EXTRAIT DU DOCUMENT ▸
Jocelyne Saucier : La forêt des mal-aimés
Elle avait l’habitude des succès d’estime. La semaine prochaine, son nom sera sur toutes les lèvres dans les allées du Salon du livre. Jocelyne Saucier revient avec nous sur une folle année.
Ses trois premiers romans n’étaient pas passés inaperçus, loin s’en faut (La vie comme une image avait été finaliste aux Prix du Gouverneur général, tout comme Jeanne sur les routes). Mais c’est avec son quatrième titre que Jocelyne Saucier aura fait mouche. Paru au début de l’année, Il pleuvait des oiseaux n’en finit plus d’éblouir lecteurs, critiques et jurys – toujours en lice pour le Grand Prix du livre de Montréal, il méritait il y a peu à son auteure le Prix des cinq continents, prestigieuse récompense dont le jury comptait cette année le Nobel de littérature Jean-Marie Le Clézio.
L’eau a coulé sous les ponts depuis le jour où, bien incertaine, Jocelyne Saucier déposait son manuscrit chez XYZ, son éditeur. "Je me disais que cette fiction, qui met en scène des vieillards marginaux, était tout sauf dans l’air du temps! Je savais bien que le roman ne se limitait pas à cela, que j’y parlais, dans une perspective plus large, de liberté, mais je craignais de toucher assez peu de gens."

DONNÉES FOURNIES ▸
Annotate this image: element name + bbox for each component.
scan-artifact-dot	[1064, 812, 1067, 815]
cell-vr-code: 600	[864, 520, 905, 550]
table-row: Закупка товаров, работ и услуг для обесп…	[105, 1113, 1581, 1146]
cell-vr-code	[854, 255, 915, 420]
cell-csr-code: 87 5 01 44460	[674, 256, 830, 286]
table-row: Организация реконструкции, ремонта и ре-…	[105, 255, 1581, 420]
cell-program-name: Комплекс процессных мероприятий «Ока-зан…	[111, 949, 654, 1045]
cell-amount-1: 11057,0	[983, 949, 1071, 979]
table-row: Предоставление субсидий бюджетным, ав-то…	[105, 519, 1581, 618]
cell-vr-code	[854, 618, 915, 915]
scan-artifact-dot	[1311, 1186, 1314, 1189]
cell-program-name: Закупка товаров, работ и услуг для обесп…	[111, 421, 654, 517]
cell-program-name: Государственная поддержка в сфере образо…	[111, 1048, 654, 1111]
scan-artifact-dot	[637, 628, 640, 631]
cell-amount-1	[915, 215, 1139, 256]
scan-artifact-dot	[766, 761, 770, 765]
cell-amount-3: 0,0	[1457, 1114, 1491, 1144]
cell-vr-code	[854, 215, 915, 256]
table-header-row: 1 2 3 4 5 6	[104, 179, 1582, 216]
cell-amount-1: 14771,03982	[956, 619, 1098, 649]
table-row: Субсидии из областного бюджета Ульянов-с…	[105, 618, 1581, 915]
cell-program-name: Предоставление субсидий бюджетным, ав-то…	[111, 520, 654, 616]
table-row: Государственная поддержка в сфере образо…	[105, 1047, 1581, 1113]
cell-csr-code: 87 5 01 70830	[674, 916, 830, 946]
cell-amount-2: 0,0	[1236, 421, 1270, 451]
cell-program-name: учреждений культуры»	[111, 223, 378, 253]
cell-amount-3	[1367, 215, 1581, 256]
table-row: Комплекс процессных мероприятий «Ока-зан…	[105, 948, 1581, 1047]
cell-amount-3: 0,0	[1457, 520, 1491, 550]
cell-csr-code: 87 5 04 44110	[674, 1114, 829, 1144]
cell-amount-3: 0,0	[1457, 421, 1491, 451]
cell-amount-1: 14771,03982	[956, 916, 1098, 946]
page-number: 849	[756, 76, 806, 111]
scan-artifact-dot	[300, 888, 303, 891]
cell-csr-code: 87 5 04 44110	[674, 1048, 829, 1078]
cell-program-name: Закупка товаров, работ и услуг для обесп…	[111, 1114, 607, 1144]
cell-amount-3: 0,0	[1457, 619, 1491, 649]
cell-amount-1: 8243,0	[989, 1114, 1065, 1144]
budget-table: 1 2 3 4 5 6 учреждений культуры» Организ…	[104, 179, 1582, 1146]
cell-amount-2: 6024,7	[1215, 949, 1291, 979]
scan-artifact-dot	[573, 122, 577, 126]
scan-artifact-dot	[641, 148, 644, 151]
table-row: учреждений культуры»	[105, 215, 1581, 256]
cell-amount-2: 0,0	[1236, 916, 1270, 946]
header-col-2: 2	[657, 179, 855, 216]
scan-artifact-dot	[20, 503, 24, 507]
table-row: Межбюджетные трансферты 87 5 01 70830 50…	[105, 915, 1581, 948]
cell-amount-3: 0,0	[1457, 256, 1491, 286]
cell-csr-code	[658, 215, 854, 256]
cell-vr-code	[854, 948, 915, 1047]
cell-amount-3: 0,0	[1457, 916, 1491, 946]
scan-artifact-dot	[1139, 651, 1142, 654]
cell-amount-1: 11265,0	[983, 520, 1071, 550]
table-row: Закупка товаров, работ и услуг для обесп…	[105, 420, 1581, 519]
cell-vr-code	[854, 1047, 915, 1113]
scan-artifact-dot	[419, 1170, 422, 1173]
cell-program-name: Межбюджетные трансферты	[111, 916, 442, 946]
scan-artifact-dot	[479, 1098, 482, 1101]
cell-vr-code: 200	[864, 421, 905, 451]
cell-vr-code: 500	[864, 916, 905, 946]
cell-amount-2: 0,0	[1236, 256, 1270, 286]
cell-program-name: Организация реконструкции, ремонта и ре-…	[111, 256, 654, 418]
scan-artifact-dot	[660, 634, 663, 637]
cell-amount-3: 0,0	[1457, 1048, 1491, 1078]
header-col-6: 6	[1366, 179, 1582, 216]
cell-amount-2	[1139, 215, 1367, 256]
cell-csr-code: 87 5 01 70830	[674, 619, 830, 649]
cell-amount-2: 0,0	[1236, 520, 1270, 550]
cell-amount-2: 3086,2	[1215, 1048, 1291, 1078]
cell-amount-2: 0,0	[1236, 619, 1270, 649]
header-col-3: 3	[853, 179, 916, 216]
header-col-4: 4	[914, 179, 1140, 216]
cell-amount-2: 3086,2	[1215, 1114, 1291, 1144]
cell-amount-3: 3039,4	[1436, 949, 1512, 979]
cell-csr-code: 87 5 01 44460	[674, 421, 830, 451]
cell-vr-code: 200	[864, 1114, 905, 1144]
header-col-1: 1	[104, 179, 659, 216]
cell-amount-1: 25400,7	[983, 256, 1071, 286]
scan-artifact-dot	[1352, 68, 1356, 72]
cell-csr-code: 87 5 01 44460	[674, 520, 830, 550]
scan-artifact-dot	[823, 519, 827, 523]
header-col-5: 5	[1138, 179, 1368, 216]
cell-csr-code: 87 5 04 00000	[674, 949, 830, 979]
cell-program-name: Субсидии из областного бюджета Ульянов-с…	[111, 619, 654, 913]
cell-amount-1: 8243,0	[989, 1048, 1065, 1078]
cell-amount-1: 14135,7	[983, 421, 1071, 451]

CONSIGNES DE TRAVAIL ▸
• A. Recopiez le passage de l'article sur Jocelyne Saucier qui va de « Ses trois premiers » à « Jean-Marie Le Clézio. ».
• B. Présentez sous forme de liste numérotée les lignes des enregistrements, de la première jusqu'à celle qui contient « 421, 1270, 451] », sans les lignes vides et sans rien d'autre.

EXERCICE CORRIGÉ ▸
• A.
Ses trois premiers romans n’étaient pas passés inaperçus, loin s’en faut (La vie comme une image avait été finaliste aux Prix du Gouverneur général, tout comme Jeanne sur les routes). Mais c’est avec son quatrième titre que Jocelyne Saucier aura fait mouche. Paru au début de l’année, Il pleuvait des oiseaux n’en finit plus d’éblouir lecteurs, critiques et jurys – toujours en lice pour le Grand Prix du livre de Montréal, il méritait il y a peu à son auteure le Prix des cinq continents, prestigieuse récompense dont le jury comptait cette année le Nobel de littérature Jean-Marie Le Clézio.

• B.
1. Annotate this image: element name + bbox for each component.
2. scan-artifact-dot	[1064, 812, 1067, 815]
3. cell-vr-code: 600	[864, 520, 905, 550]
4. table-row: Закупка товаров, работ и услуг для обесп…	[105, 1113, 1581, 1146]
5. cell-vr-code	[854, 255, 915, 420]
6. cell-csr-code: 87 5 01 44460	[674, 256, 830, 286]
7. table-row: Организация реконструкции, ремонта и ре-…	[105, 255, 1581, 420]
8. cell-program-name: Комплекс процессных мероприятий «Ока-зан…	[111, 949, 654, 1045]
9. cell-amount-1: 11057,0	[983, 949, 1071, 979]
10. table-row: Предоставление субсидий бюджетным, ав-то…	[105, 519, 1581, 618]
11. cell-vr-code	[854, 618, 915, 915]
12. scan-artifact-dot	[1311, 1186, 1314, 1189]
13. cell-program-name: Закупка товаров, работ и услуг для обесп…	[111, 421, 654, 517]
14. cell-program-name: Государственная поддержка в сфере образо…	[111, 1048, 654, 1111]
15. scan-artifact-dot	[637, 628, 640, 631]
16. cell-amount-1	[915, 215, 1139, 256]
17. scan-artifact-dot	[766, 761, 770, 765]
18. cell-amount-3: 0,0	[1457, 1114, 1491, 1144]
19. cell-vr-code	[854, 215, 915, 256]
20. table-header-row: 1 2 3 4 5 6	[104, 179, 1582, 216]
21. cell-amount-1: 14771,03982	[956, 619, 1098, 649]
22. table-row: Субсидии из областного бюджета Ульянов-с…	[105, 618, 1581, 915]
23. cell-program-name: Предоставление субсидий бюджетным, ав-то…	[111, 520, 654, 616]
24. table-row: Государственная поддержка в сфере образо…	[105, 1047, 1581, 1113]
25. cell-csr-code: 87 5 01 70830	[674, 916, 830, 946]
26. cell-amount-2: 0,0	[1236, 421, 1270, 451]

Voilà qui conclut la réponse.